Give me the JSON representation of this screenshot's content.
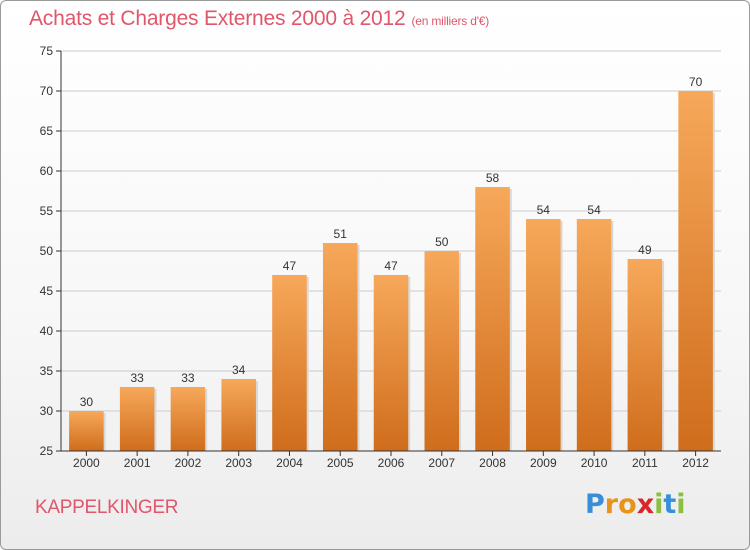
{
  "title": "Achats et Charges Externes 2000 à 2012",
  "unit": "(en milliers d'€)",
  "commune": "KAPPELKINGER",
  "logo": {
    "text": "Proxiti",
    "letters": [
      {
        "ch": "P",
        "color": "#3a8ed8"
      },
      {
        "ch": "r",
        "color": "#e8931a"
      },
      {
        "ch": "o",
        "color": "#e8931a"
      },
      {
        "ch": "x",
        "color": "#d8262a"
      },
      {
        "ch": "i",
        "color": "#8cbf3f"
      },
      {
        "ch": "t",
        "color": "#3a8ed8"
      },
      {
        "ch": "i",
        "color": "#8cbf3f"
      }
    ]
  },
  "colors": {
    "accent": "#e0566a",
    "bar_top": "#f7a85a",
    "bar_bottom": "#cf6d1c",
    "grid": "#cccccc",
    "axis": "#333333"
  },
  "chart_data": {
    "type": "bar",
    "title": "Achats et Charges Externes 2000 à 2012",
    "xlabel": "",
    "ylabel": "",
    "categories": [
      "2000",
      "2001",
      "2002",
      "2003",
      "2004",
      "2005",
      "2006",
      "2007",
      "2008",
      "2009",
      "2010",
      "2011",
      "2012"
    ],
    "values": [
      30,
      33,
      33,
      34,
      47,
      51,
      47,
      50,
      58,
      54,
      54,
      49,
      70
    ],
    "ylim": [
      25,
      75
    ],
    "yticks": [
      25,
      30,
      35,
      40,
      45,
      50,
      55,
      60,
      65,
      70,
      75
    ],
    "grid": true,
    "data_labels": true
  }
}
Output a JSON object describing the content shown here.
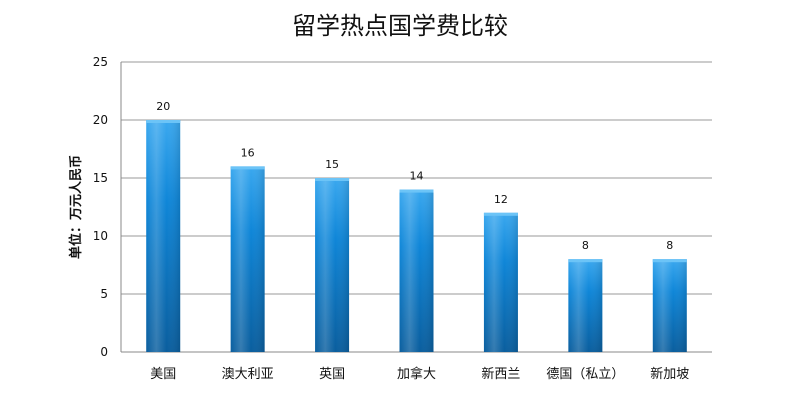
{
  "chart_data": {
    "type": "bar",
    "title": "留学热点国学费比较",
    "xlabel": "",
    "ylabel": "单位：万元人民币",
    "categories": [
      "美国",
      "澳大利亚",
      "英国",
      "加拿大",
      "新西兰",
      "德国（私立）",
      "新加坡"
    ],
    "values": [
      20,
      16,
      15,
      14,
      12,
      8,
      8
    ],
    "ylim": [
      0,
      25
    ],
    "yticks": [
      0,
      5,
      10,
      15,
      20,
      25
    ],
    "grid": true,
    "legend": "none",
    "data_labels": true,
    "colors": {
      "bar_top": "#3aa8ef",
      "bar_mid": "#0f86d8",
      "bar_bottom": "#0a5e9e",
      "grid": "#9a9a9a",
      "axis": "#888888"
    }
  }
}
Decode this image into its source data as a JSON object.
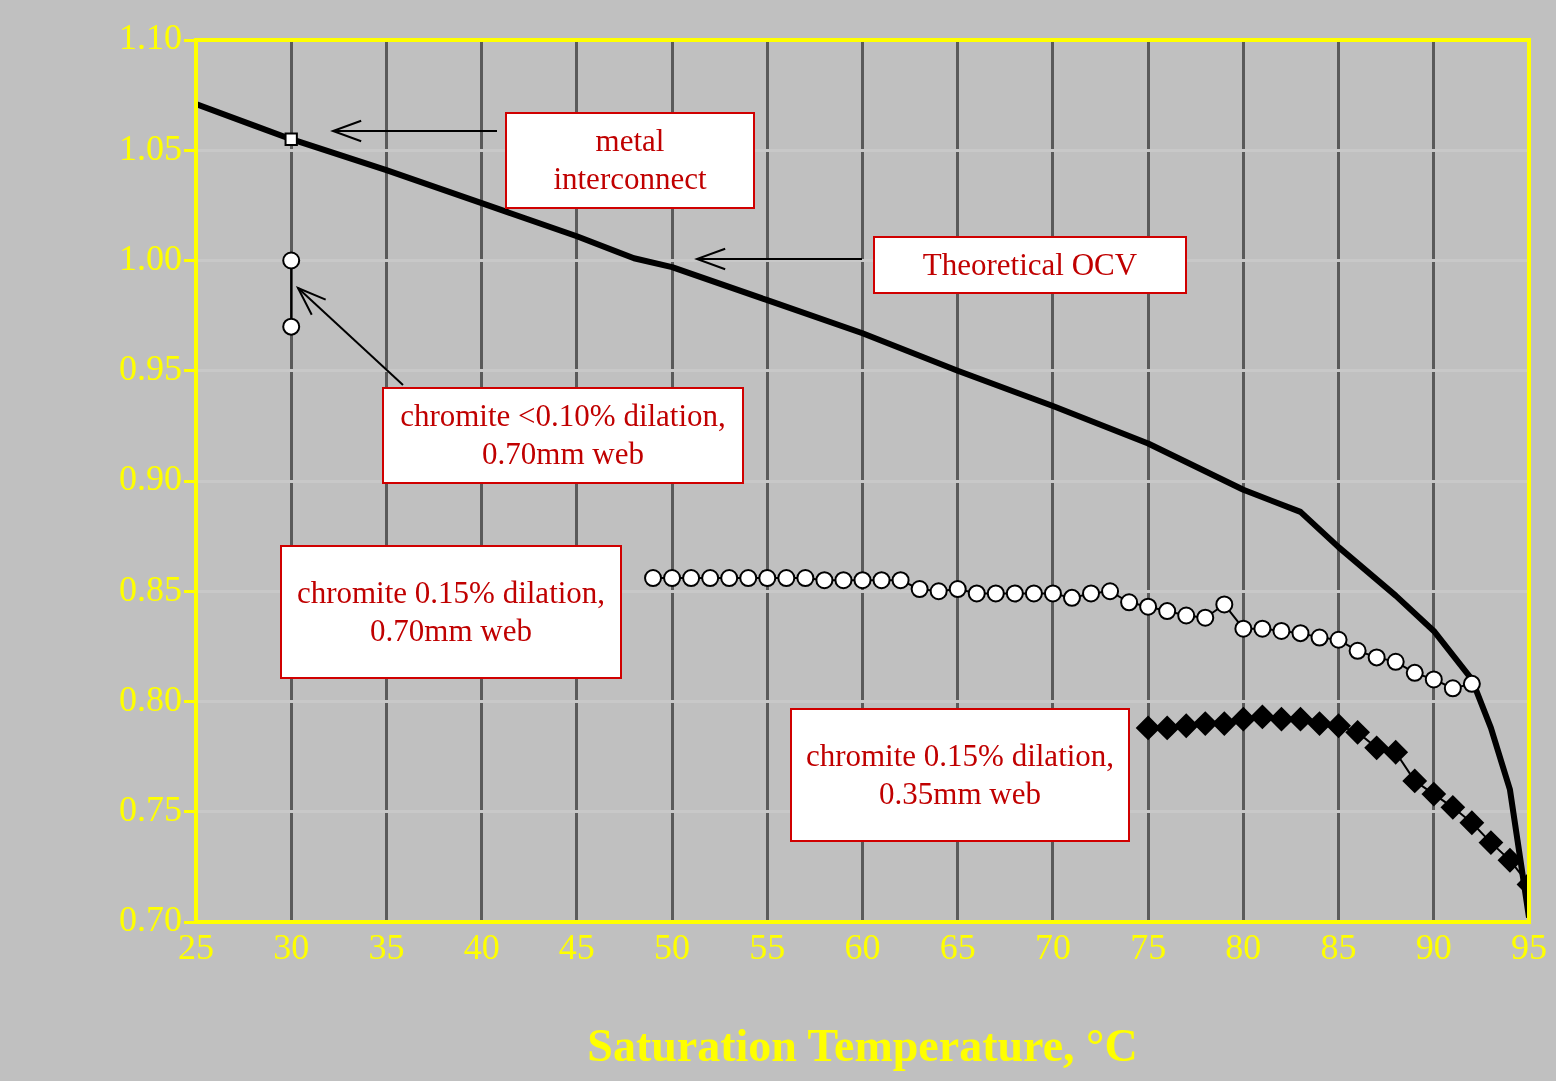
{
  "chart_data": {
    "type": "line",
    "xlabel": "Saturation Temperature, °C",
    "xlim": [
      25,
      95
    ],
    "xticks": [
      25,
      30,
      35,
      40,
      45,
      50,
      55,
      60,
      65,
      70,
      75,
      80,
      85,
      90,
      95
    ],
    "ylim": [
      0.7,
      1.1
    ],
    "yticks": [
      {
        "value": 0.7,
        "label": "0.70"
      },
      {
        "value": 0.75,
        "label": "0.75"
      },
      {
        "value": 0.8,
        "label": "0.80"
      },
      {
        "value": 0.85,
        "label": "0.85"
      },
      {
        "value": 0.9,
        "label": "0.90"
      },
      {
        "value": 0.95,
        "label": "0.95"
      },
      {
        "value": 1.0,
        "label": "1.00"
      },
      {
        "value": 1.05,
        "label": "1.05"
      },
      {
        "value": 1.1,
        "label": "1.10"
      }
    ],
    "grid": true,
    "legend": false,
    "series": [
      {
        "marker": "none",
        "color": "#000000",
        "x": [
          25,
          30,
          35,
          40,
          45,
          48,
          50,
          55,
          60,
          65,
          70,
          75,
          80,
          83,
          85,
          88,
          90,
          92,
          93,
          94,
          95
        ],
        "values": [
          1.071,
          1.055,
          1.041,
          1.026,
          1.011,
          1.001,
          0.997,
          0.982,
          0.967,
          0.95,
          0.934,
          0.917,
          0.896,
          0.886,
          0.87,
          0.848,
          0.832,
          0.81,
          0.788,
          0.76,
          0.702
        ]
      },
      {
        "marker": "square",
        "color": "#000000",
        "x": [
          30
        ],
        "values": [
          1.055
        ]
      },
      {
        "marker": "circle",
        "color": "#000000",
        "x": [
          30,
          30
        ],
        "values": [
          1.0,
          0.97
        ]
      },
      {
        "marker": "circle",
        "color": "#000000",
        "x": [
          49,
          50,
          51,
          52,
          53,
          54,
          55,
          56,
          57,
          58,
          59,
          60,
          61,
          62,
          63,
          64,
          65,
          66,
          67,
          68,
          69,
          70,
          71,
          72,
          73,
          74,
          75,
          76,
          77,
          78,
          79,
          80,
          81,
          82,
          83,
          84,
          85,
          86,
          87,
          88,
          89,
          90,
          91,
          92
        ],
        "values": [
          0.856,
          0.856,
          0.856,
          0.856,
          0.856,
          0.856,
          0.856,
          0.856,
          0.856,
          0.855,
          0.855,
          0.855,
          0.855,
          0.855,
          0.851,
          0.85,
          0.851,
          0.849,
          0.849,
          0.849,
          0.849,
          0.849,
          0.847,
          0.849,
          0.85,
          0.845,
          0.843,
          0.841,
          0.839,
          0.838,
          0.844,
          0.833,
          0.833,
          0.832,
          0.831,
          0.829,
          0.828,
          0.823,
          0.82,
          0.818,
          0.813,
          0.81,
          0.806,
          0.808
        ]
      },
      {
        "marker": "diamond",
        "color": "#000000",
        "x": [
          75,
          76,
          77,
          78,
          79,
          80,
          81,
          82,
          83,
          84,
          85,
          86,
          87,
          88,
          89,
          90,
          91,
          92,
          93,
          94,
          95
        ],
        "values": [
          0.788,
          0.788,
          0.789,
          0.79,
          0.79,
          0.792,
          0.793,
          0.792,
          0.792,
          0.79,
          0.789,
          0.786,
          0.779,
          0.777,
          0.764,
          0.758,
          0.752,
          0.745,
          0.736,
          0.728,
          0.717
        ]
      }
    ],
    "annotations": [
      "metal interconnect",
      "Theoretical OCV",
      "chromite <0.10% dilation, 0.70mm web",
      "chromite 0.15% dilation, 0.70mm web",
      "chromite 0.15% dilation, 0.35mm web"
    ]
  }
}
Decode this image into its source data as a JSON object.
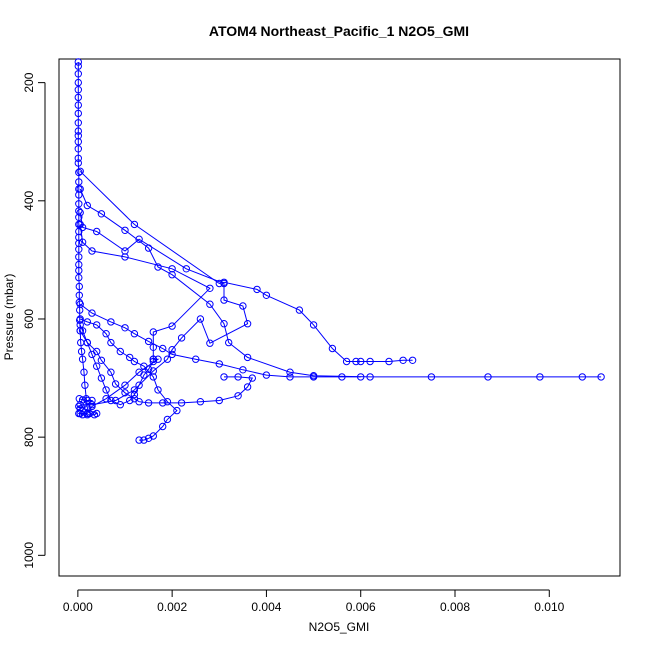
{
  "chart_data": {
    "type": "line",
    "title": "ATOM4 Northeast_Pacific_1 N2O5_GMI",
    "xlabel": "N2O5_GMI",
    "ylabel": "Pressure (mbar)",
    "xlim": [
      -0.0004,
      0.0115
    ],
    "ylim": [
      1035,
      160
    ],
    "y_reversed": true,
    "grid": false,
    "x_ticks": [
      {
        "value": 0.0,
        "label": "0.000"
      },
      {
        "value": 0.002,
        "label": "0.002"
      },
      {
        "value": 0.004,
        "label": "0.004"
      },
      {
        "value": 0.006,
        "label": "0.006"
      },
      {
        "value": 0.008,
        "label": "0.008"
      },
      {
        "value": 0.01,
        "label": "0.010"
      }
    ],
    "y_ticks": [
      {
        "value": 200,
        "label": "200"
      },
      {
        "value": 400,
        "label": "400"
      },
      {
        "value": 600,
        "label": "600"
      },
      {
        "value": 800,
        "label": "800"
      },
      {
        "value": 1000,
        "label": "1000"
      }
    ],
    "line_color": "#0000ff",
    "series": [
      {
        "points": [
          [
            1e-05,
            165
          ],
          [
            1e-05,
            172
          ],
          [
            1e-05,
            185
          ],
          [
            1e-05,
            200
          ],
          [
            1e-05,
            212
          ],
          [
            1e-05,
            225
          ],
          [
            1e-05,
            238
          ],
          [
            1e-05,
            252
          ],
          [
            1e-05,
            268
          ],
          [
            1e-05,
            282
          ],
          [
            1e-05,
            290
          ],
          [
            1e-05,
            300
          ],
          [
            1e-05,
            312
          ],
          [
            1e-05,
            328
          ],
          [
            1e-05,
            336
          ],
          [
            2e-05,
            352
          ],
          [
            2e-05,
            368
          ],
          [
            2e-05,
            380
          ],
          [
            2e-05,
            390
          ],
          [
            2e-05,
            405
          ],
          [
            2e-05,
            417
          ],
          [
            2e-05,
            428
          ],
          [
            2e-05,
            440
          ],
          [
            2e-05,
            452
          ],
          [
            2e-05,
            462
          ],
          [
            2e-05,
            472
          ],
          [
            2e-05,
            482
          ],
          [
            2e-05,
            495
          ],
          [
            2e-05,
            508
          ],
          [
            2e-05,
            518
          ],
          [
            2e-05,
            530
          ],
          [
            3e-05,
            545
          ],
          [
            3e-05,
            560
          ],
          [
            3e-05,
            572
          ],
          [
            4e-05,
            585
          ],
          [
            4e-05,
            602
          ],
          [
            5e-05,
            620
          ],
          [
            6e-05,
            640
          ],
          [
            8e-05,
            655
          ],
          [
            0.0001,
            668
          ],
          [
            0.00013,
            690
          ],
          [
            0.00015,
            712
          ],
          [
            0.00018,
            735
          ],
          [
            0.0002,
            750
          ],
          [
            0.00025,
            760
          ]
        ]
      },
      {
        "points": [
          [
            5e-05,
            350
          ],
          [
            0.0012,
            440
          ],
          [
            0.003,
            540
          ],
          [
            0.0031,
            538
          ],
          [
            0.0038,
            550
          ],
          [
            0.004,
            560
          ],
          [
            0.0047,
            585
          ],
          [
            0.005,
            610
          ],
          [
            0.0054,
            650
          ],
          [
            0.0057,
            672
          ],
          [
            0.0059,
            672
          ],
          [
            0.006,
            672
          ],
          [
            0.0062,
            672
          ],
          [
            0.0066,
            672
          ],
          [
            0.0069,
            670
          ],
          [
            0.0071,
            670
          ]
        ]
      },
      {
        "points": [
          [
            5e-05,
            380
          ],
          [
            0.0002,
            408
          ],
          [
            0.0005,
            422
          ],
          [
            0.001,
            450
          ],
          [
            0.0015,
            480
          ],
          [
            0.0017,
            512
          ],
          [
            0.002,
            525
          ],
          [
            0.0028,
            575
          ],
          [
            0.0031,
            608
          ],
          [
            0.0032,
            640
          ],
          [
            0.0036,
            665
          ],
          [
            0.0045,
            690
          ],
          [
            0.005,
            696
          ],
          [
            0.0062,
            698
          ],
          [
            0.0075,
            698
          ],
          [
            0.0087,
            698
          ],
          [
            0.0098,
            698
          ],
          [
            0.0107,
            698
          ],
          [
            0.0111,
            698
          ]
        ]
      },
      {
        "points": [
          [
            5e-05,
            420
          ],
          [
            0.0001,
            445
          ],
          [
            0.0004,
            452
          ],
          [
            0.001,
            485
          ],
          [
            0.0013,
            465
          ],
          [
            0.0023,
            515
          ],
          [
            0.0031,
            540
          ],
          [
            0.0031,
            568
          ],
          [
            0.0035,
            578
          ],
          [
            0.0036,
            608
          ],
          [
            0.0028,
            641
          ],
          [
            0.0026,
            600
          ],
          [
            0.0022,
            632
          ],
          [
            0.002,
            652
          ],
          [
            0.0019,
            668
          ],
          [
            0.0016,
            688
          ],
          [
            0.0012,
            720
          ],
          [
            0.0008,
            738
          ],
          [
            0.0003,
            745
          ],
          [
            5e-05,
            745
          ]
        ]
      },
      {
        "points": [
          [
            5e-05,
            440
          ],
          [
            0.0001,
            470
          ],
          [
            0.0003,
            485
          ],
          [
            0.001,
            495
          ],
          [
            0.002,
            515
          ],
          [
            0.0028,
            548
          ],
          [
            0.002,
            612
          ],
          [
            0.0016,
            622
          ],
          [
            0.0016,
            648
          ],
          [
            0.0016,
            668
          ],
          [
            0.0017,
            668
          ],
          [
            0.0013,
            690
          ],
          [
            0.001,
            712
          ],
          [
            0.0006,
            735
          ],
          [
            0.0003,
            748
          ],
          [
            0.0002,
            760
          ],
          [
            5e-05,
            760
          ]
        ]
      },
      {
        "points": [
          [
            5e-05,
            575
          ],
          [
            0.0003,
            590
          ],
          [
            0.0007,
            605
          ],
          [
            0.001,
            615
          ],
          [
            0.0012,
            625
          ],
          [
            0.0015,
            638
          ],
          [
            0.0018,
            650
          ],
          [
            0.002,
            660
          ],
          [
            0.0025,
            668
          ],
          [
            0.003,
            676
          ],
          [
            0.0035,
            686
          ],
          [
            0.004,
            695
          ],
          [
            0.0045,
            698
          ],
          [
            0.005,
            698
          ],
          [
            0.0056,
            698
          ],
          [
            0.006,
            698
          ]
        ]
      },
      {
        "points": [
          [
            5e-05,
            600
          ],
          [
            0.0002,
            605
          ],
          [
            0.0004,
            610
          ],
          [
            0.0006,
            625
          ],
          [
            0.0007,
            640
          ],
          [
            0.0009,
            655
          ],
          [
            0.0011,
            665
          ],
          [
            0.0012,
            672
          ],
          [
            0.0014,
            680
          ],
          [
            0.0016,
            698
          ],
          [
            0.0017,
            720
          ],
          [
            0.0019,
            740
          ],
          [
            0.0021,
            755
          ],
          [
            0.0019,
            770
          ],
          [
            0.0018,
            782
          ],
          [
            0.0016,
            798
          ],
          [
            0.0015,
            802
          ],
          [
            0.0014,
            805
          ],
          [
            0.0013,
            805
          ]
        ]
      },
      {
        "points": [
          [
            5e-05,
            610
          ],
          [
            0.0001,
            620
          ],
          [
            0.0002,
            640
          ],
          [
            0.0004,
            655
          ],
          [
            0.0005,
            670
          ],
          [
            0.0007,
            690
          ],
          [
            0.0008,
            710
          ],
          [
            0.001,
            725
          ],
          [
            0.0012,
            735
          ],
          [
            0.0013,
            740
          ],
          [
            0.0015,
            742
          ],
          [
            0.0018,
            742
          ],
          [
            0.0022,
            742
          ],
          [
            0.0026,
            740
          ],
          [
            0.003,
            738
          ],
          [
            0.0034,
            730
          ],
          [
            0.0036,
            715
          ],
          [
            0.0037,
            700
          ],
          [
            0.0034,
            698
          ],
          [
            0.0031,
            698
          ]
        ]
      },
      {
        "points": [
          [
            5e-05,
            620
          ],
          [
            0.0002,
            640
          ],
          [
            0.0003,
            660
          ],
          [
            0.0004,
            680
          ],
          [
            0.0005,
            700
          ],
          [
            0.0006,
            720
          ],
          [
            0.0007,
            738
          ],
          [
            0.0009,
            745
          ],
          [
            0.0011,
            738
          ],
          [
            0.0012,
            728
          ],
          [
            0.0013,
            712
          ],
          [
            0.0014,
            695
          ],
          [
            0.0015,
            685
          ],
          [
            0.0016,
            672
          ],
          [
            0.0016,
            668
          ]
        ]
      },
      {
        "points": [
          [
            3e-05,
            735
          ],
          [
            0.0001,
            737
          ],
          [
            0.0002,
            738
          ],
          [
            0.0003,
            738
          ],
          [
            2e-05,
            760
          ],
          [
            0.0001,
            762
          ],
          [
            0.0002,
            762
          ],
          [
            0.00035,
            762
          ],
          [
            0.0004,
            760
          ],
          [
            2e-05,
            748
          ],
          [
            5e-05,
            752
          ]
        ]
      }
    ]
  }
}
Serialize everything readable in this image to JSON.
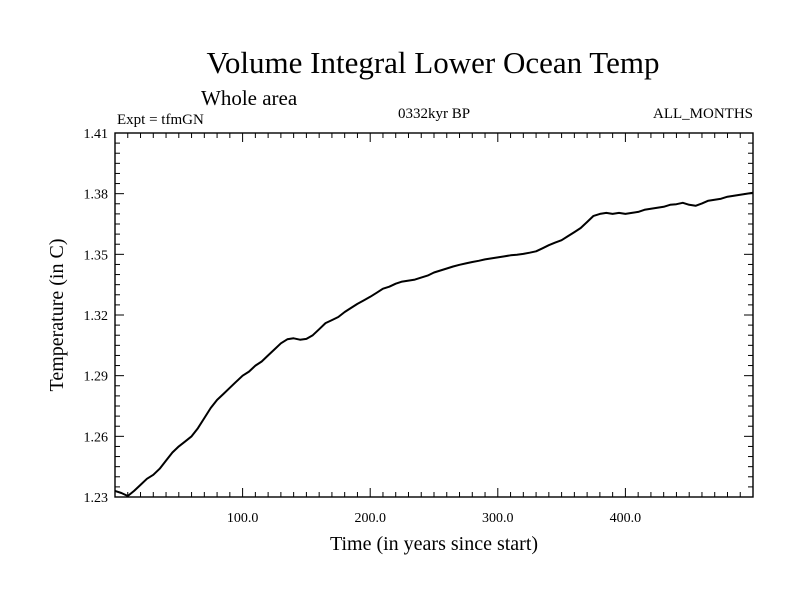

▬▬▬▬▬▬

• _Exercise description_: Your task is to pick out every line with the string "JSON" and copy it.

• _Response to the task_:
Give me the JSON representation of this screenshot's content.
Output a JSON object describing the content shown here.
Decode this image into its source data as a JSON object.
Decode this image into its source data as a JSON object.
Serialize everything readable in this image to JSON.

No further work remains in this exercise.